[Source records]
+ + + +
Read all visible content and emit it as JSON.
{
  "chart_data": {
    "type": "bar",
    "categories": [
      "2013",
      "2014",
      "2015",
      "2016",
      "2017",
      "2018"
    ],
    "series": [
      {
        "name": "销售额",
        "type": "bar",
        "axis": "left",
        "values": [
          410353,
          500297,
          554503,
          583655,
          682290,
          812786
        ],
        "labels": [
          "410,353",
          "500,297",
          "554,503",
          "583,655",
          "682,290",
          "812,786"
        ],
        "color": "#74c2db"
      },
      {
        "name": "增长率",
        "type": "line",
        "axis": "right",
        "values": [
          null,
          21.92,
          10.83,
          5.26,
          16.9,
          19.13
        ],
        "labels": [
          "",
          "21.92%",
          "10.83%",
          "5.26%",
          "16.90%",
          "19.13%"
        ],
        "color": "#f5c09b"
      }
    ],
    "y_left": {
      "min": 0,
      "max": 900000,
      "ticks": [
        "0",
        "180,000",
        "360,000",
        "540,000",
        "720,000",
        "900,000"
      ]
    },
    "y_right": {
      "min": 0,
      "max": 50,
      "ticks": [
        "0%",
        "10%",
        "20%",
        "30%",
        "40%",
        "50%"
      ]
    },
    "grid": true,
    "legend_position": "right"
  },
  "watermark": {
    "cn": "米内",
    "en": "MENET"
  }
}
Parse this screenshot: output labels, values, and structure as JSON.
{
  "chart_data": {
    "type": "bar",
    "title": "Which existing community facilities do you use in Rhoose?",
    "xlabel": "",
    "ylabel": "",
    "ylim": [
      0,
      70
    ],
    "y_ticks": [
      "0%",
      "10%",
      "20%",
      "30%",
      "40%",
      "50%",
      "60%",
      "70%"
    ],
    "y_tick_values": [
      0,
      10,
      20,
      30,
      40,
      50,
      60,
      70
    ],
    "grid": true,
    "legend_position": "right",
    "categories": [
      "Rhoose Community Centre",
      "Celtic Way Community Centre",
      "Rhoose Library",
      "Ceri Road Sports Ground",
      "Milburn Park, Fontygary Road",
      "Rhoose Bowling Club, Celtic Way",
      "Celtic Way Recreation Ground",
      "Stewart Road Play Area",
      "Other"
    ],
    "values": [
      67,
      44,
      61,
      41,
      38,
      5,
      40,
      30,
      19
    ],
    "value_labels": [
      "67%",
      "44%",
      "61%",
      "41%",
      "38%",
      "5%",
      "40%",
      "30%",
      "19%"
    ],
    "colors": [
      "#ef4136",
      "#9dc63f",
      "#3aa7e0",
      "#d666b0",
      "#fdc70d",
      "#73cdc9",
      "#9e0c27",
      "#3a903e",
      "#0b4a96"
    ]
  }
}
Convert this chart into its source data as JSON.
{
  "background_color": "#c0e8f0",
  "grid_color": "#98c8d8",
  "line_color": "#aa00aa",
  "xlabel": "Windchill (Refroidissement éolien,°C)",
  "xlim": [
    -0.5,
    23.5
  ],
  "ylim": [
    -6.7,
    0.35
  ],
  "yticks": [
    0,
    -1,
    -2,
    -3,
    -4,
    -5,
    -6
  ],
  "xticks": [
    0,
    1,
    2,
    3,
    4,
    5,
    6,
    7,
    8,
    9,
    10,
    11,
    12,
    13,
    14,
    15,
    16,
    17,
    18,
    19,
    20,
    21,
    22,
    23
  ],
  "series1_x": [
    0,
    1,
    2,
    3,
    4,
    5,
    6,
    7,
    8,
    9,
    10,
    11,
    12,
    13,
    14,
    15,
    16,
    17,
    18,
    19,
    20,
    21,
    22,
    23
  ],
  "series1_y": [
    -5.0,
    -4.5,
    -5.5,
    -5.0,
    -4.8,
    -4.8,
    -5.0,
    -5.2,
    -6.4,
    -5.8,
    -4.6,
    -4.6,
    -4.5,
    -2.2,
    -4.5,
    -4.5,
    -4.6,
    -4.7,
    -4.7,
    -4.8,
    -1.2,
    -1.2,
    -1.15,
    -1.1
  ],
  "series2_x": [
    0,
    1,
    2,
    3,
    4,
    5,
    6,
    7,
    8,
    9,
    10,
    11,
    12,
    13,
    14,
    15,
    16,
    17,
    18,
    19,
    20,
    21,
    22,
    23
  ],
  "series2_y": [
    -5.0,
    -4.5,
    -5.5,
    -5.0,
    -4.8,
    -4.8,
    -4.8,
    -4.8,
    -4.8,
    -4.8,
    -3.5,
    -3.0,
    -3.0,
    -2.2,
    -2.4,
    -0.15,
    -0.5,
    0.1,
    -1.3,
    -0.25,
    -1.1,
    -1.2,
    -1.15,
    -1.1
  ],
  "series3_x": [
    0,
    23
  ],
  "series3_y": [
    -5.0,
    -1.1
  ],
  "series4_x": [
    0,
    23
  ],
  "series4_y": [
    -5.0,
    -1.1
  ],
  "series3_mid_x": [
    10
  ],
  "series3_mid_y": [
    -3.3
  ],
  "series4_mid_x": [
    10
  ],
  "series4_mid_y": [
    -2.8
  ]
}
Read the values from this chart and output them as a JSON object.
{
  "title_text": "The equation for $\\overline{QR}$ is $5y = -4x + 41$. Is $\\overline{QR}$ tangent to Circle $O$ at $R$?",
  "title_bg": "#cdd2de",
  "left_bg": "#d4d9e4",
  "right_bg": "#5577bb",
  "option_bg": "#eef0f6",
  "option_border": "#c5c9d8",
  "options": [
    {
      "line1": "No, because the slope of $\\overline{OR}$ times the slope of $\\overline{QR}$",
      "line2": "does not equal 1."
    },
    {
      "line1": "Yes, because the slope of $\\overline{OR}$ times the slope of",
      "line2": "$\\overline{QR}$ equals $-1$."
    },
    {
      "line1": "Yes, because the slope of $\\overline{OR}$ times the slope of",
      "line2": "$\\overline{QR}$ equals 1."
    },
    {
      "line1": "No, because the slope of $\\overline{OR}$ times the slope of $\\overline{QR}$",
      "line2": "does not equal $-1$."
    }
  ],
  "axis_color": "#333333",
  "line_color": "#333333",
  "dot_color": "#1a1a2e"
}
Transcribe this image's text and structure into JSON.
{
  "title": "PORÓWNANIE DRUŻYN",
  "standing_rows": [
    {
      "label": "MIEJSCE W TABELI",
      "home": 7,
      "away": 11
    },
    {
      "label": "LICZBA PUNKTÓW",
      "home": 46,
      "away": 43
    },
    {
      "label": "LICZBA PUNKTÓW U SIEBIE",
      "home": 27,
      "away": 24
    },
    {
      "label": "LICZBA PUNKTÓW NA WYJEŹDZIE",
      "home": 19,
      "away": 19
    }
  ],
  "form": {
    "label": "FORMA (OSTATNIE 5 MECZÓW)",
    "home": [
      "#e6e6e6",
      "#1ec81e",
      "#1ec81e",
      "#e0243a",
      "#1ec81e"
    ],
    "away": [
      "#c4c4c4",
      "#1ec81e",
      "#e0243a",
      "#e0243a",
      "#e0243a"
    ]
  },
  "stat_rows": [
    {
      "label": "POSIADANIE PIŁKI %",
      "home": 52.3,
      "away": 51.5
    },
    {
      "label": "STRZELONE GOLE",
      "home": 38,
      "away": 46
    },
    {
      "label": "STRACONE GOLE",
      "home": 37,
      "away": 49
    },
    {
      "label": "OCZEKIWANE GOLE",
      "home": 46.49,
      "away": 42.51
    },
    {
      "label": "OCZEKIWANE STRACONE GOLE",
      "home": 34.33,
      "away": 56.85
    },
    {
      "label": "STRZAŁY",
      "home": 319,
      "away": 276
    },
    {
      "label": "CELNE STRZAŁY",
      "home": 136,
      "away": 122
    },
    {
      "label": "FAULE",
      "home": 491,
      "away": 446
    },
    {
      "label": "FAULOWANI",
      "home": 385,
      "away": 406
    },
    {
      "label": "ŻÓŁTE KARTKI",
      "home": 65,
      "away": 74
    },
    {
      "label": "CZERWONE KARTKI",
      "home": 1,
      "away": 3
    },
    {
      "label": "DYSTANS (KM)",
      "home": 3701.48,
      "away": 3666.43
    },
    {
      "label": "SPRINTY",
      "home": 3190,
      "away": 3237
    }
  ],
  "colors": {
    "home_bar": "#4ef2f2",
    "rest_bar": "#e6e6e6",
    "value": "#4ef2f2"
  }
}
+ + + +
- **Directions**: In the material above, find each line that contains the word "output", and select it.

- **The reply**:
Parse this screenshot: output labels, values, and structure as JSON.
Read the values from this chart and output them as a JSON object.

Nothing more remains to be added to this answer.